## [Challenge]
Transcribe every line of the records verbatim.

* Start Records to use *

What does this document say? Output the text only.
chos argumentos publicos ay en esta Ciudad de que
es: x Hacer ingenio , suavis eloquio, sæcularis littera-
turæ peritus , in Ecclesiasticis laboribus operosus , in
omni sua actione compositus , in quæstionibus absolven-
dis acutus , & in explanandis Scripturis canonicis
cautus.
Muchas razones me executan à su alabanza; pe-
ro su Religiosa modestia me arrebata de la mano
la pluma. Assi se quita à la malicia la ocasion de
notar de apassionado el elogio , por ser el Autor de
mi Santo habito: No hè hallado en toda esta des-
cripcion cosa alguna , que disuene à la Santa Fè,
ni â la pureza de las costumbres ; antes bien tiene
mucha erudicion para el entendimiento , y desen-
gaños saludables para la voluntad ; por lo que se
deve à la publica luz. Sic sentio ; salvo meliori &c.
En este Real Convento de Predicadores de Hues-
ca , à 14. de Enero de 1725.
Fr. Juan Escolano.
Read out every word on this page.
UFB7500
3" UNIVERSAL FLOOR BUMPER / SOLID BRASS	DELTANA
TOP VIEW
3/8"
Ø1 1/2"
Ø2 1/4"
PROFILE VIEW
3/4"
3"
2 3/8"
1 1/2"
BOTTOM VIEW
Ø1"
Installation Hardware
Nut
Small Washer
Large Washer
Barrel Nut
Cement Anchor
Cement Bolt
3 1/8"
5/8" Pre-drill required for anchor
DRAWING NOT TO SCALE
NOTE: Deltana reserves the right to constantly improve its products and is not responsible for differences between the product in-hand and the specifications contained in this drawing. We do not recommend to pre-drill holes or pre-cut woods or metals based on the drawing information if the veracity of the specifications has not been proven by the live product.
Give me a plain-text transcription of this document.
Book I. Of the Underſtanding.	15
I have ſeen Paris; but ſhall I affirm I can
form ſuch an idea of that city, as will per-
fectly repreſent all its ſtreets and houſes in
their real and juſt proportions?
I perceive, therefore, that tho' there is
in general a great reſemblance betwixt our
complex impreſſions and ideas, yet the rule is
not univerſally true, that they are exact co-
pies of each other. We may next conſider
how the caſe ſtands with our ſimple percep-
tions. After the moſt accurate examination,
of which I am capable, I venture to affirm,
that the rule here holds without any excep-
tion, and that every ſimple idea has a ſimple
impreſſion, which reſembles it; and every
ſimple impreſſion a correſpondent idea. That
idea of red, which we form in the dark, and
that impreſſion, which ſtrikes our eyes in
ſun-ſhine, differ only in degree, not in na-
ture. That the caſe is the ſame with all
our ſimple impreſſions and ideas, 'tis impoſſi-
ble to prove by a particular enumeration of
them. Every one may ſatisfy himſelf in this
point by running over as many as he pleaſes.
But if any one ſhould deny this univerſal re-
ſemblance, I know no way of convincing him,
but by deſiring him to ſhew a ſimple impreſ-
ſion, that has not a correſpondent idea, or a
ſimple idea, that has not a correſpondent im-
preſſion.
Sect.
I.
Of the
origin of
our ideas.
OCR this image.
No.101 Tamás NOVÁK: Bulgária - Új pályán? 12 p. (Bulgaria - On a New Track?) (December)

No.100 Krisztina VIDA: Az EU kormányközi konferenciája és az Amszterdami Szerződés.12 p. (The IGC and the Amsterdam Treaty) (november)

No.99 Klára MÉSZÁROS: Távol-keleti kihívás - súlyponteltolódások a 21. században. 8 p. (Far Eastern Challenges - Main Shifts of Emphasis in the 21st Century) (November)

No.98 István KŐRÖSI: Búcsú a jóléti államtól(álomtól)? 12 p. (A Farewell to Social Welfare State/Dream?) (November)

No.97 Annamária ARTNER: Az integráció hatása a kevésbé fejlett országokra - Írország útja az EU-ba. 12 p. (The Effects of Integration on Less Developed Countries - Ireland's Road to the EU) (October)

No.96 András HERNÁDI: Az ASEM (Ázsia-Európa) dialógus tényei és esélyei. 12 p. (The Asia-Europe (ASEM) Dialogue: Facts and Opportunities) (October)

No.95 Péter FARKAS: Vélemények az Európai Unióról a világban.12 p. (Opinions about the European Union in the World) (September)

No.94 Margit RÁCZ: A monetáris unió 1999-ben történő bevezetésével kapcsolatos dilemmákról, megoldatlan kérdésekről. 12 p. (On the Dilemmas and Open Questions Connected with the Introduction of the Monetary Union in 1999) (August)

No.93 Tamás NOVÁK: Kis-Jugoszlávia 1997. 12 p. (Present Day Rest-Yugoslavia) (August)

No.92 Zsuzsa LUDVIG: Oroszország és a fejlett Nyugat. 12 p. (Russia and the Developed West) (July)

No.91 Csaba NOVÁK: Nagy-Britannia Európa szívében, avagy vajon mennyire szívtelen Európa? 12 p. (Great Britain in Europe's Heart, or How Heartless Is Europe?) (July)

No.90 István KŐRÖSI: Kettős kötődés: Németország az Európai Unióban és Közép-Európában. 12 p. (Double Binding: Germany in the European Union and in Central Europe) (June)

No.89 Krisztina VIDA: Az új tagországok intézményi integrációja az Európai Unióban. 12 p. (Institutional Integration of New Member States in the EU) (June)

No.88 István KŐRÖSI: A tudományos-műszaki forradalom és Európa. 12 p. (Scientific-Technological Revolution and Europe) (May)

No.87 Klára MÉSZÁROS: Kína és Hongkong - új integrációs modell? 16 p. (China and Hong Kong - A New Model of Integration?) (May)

* End Records to use *

## [Written answer]
What does this document say? Output the text only.
chos argumentos publicos ay en esta Ciudad de que
es: x Hacer ingenio , suavis eloquio, sæcularis littera-
turæ peritus , in Ecclesiasticis laboribus operosus , in
omni sua actione compositus , in quæstionibus absolven-
dis acutus , & in explanandis Scripturis canonicis
cautus.
Muchas razones me executan à su alabanza; pe-
ro su Religiosa modestia me arrebata de la mano
la pluma. Assi se quita à la malicia la ocasion de
notar de apassionado el elogio , por ser el Autor de
mi Santo habito: No hè hallado en toda esta des-
cripcion cosa alguna , que disuene à la Santa Fè,
ni â la pureza de las costumbres ; antes bien tiene
mucha erudicion para el entendimiento , y desen-
gaños saludables para la voluntad ; por lo que se
deve à la publica luz. Sic sentio ; salvo meliori &c.
En este Real Convento de Predicadores de Hues-
ca , à 14. de Enero de 1725.
Fr. Juan Escolano.
Read out every word on this page.
UFB7500
3" UNIVERSAL FLOOR BUMPER / SOLID BRASS	DELTANA
TOP VIEW
3/8"
Ø1 1/2"
Ø2 1/4"
PROFILE VIEW
3/4"
3"
2 3/8"
1 1/2"
BOTTOM VIEW
Ø1"
Installation Hardware
Nut
Small Washer
Large Washer
Barrel Nut
Cement Anchor
Cement Bolt
3 1/8"
5/8" Pre-drill required for anchor
DRAWING NOT TO SCALE
NOTE: Deltana reserves the right to constantly improve its products and is not responsible for differences between the product in-hand and the specifications contained in this drawing. We do not recommend to pre-drill holes or pre-cut woods or metals based on the drawing information if the veracity of the specifications has not been proven by the live product.
Give me a plain-text transcription of this document.
Book I. Of the Underſtanding.	15
I have ſeen Paris; but ſhall I affirm I can
form ſuch an idea of that city, as will per-
fectly repreſent all its ſtreets and houſes in
their real and juſt proportions?
I perceive, therefore, that tho' there is
in general a great reſemblance betwixt our
complex impreſſions and ideas, yet the rule is
not univerſally true, that they are exact co-
pies of each other. We may next conſider
how the caſe ſtands with our ſimple percep-
tions. After the moſt accurate examination,
of which I am capable, I venture to affirm,
that the rule here holds without any excep-
tion, and that every ſimple idea has a ſimple
impreſſion, which reſembles it; and every
ſimple impreſſion a correſpondent idea. That
idea of red, which we form in the dark, and
that impreſſion, which ſtrikes our eyes in
ſun-ſhine, differ only in degree, not in na-
ture. That the caſe is the ſame with all
our ſimple impreſſions and ideas, 'tis impoſſi-
ble to prove by a particular enumeration of
them. Every one may ſatisfy himſelf in this
point by running over as many as he pleaſes.
But if any one ſhould deny this univerſal re-
ſemblance, I know no way of convincing him,
but by deſiring him to ſhew a ſimple impreſ-
ſion, that has not a correſpondent idea, or a
ſimple idea, that has not a correſpondent im-
preſſion.
Sect.
I.
Of the
origin of
our ideas.
OCR this image.
No.101 Tamás NOVÁK: Bulgária - Új pályán? 12 p. (Bulgaria - On a New Track?) (December)

No.100 Krisztina VIDA: Az EU kormányközi konferenciája és az Amszterdami Szerződés.12 p. (The IGC and the Amsterdam Treaty) (november)

No.99 Klára MÉSZÁROS: Távol-keleti kihívás - súlyponteltolódások a 21. században. 8 p. (Far Eastern Challenges - Main Shifts of Emphasis in the 21st Century) (November)

No.98 István KŐRÖSI: Búcsú a jóléti államtól(álomtól)? 12 p. (A Farewell to Social Welfare State/Dream?) (November)

No.97 Annamária ARTNER: Az integráció hatása a kevésbé fejlett országokra - Írország útja az EU-ba. 12 p. (The Effects of Integration on Less Developed Countries - Ireland's Road to the EU) (October)

No.96 András HERNÁDI: Az ASEM (Ázsia-Európa) dialógus tényei és esélyei. 12 p. (The Asia-Europe (ASEM) Dialogue: Facts and Opportunities) (October)

No.95 Péter FARKAS: Vélemények az Európai Unióról a világban.12 p. (Opinions about the European Union in the World) (September)

No.94 Margit RÁCZ: A monetáris unió 1999-ben történő bevezetésével kapcsolatos dilemmákról, megoldatlan kérdésekről. 12 p. (On the Dilemmas and Open Questions Connected with the Introduction of the Monetary Union in 1999) (August)

No.93 Tamás NOVÁK: Kis-Jugoszlávia 1997. 12 p. (Present Day Rest-Yugoslavia) (August)

No.92 Zsuzsa LUDVIG: Oroszország és a fejlett Nyugat. 12 p. (Russia and the Developed West) (July)

No.91 Csaba NOVÁK: Nagy-Britannia Európa szívében, avagy vajon mennyire szívtelen Európa? 12 p. (Great Britain in Europe's Heart, or How Heartless Is Europe?) (July)

No.90 István KŐRÖSI: Kettős kötődés: Németország az Európai Unióban és Közép-Európában. 12 p. (Double Binding: Germany in the European Union and in Central Europe) (June)

No.89 Krisztina VIDA: Az új tagországok intézményi integrációja az Európai Unióban. 12 p. (Institutional Integration of New Member States in the EU) (June)

No.88 István KŐRÖSI: A tudományos-műszaki forradalom és Európa. 12 p. (Scientific-Technological Revolution and Europe) (May)

No.87 Klára MÉSZÁROS: Kína és Hongkong - új integrációs modell? 16 p. (China and Hong Kong - A New Model of Integration?) (May)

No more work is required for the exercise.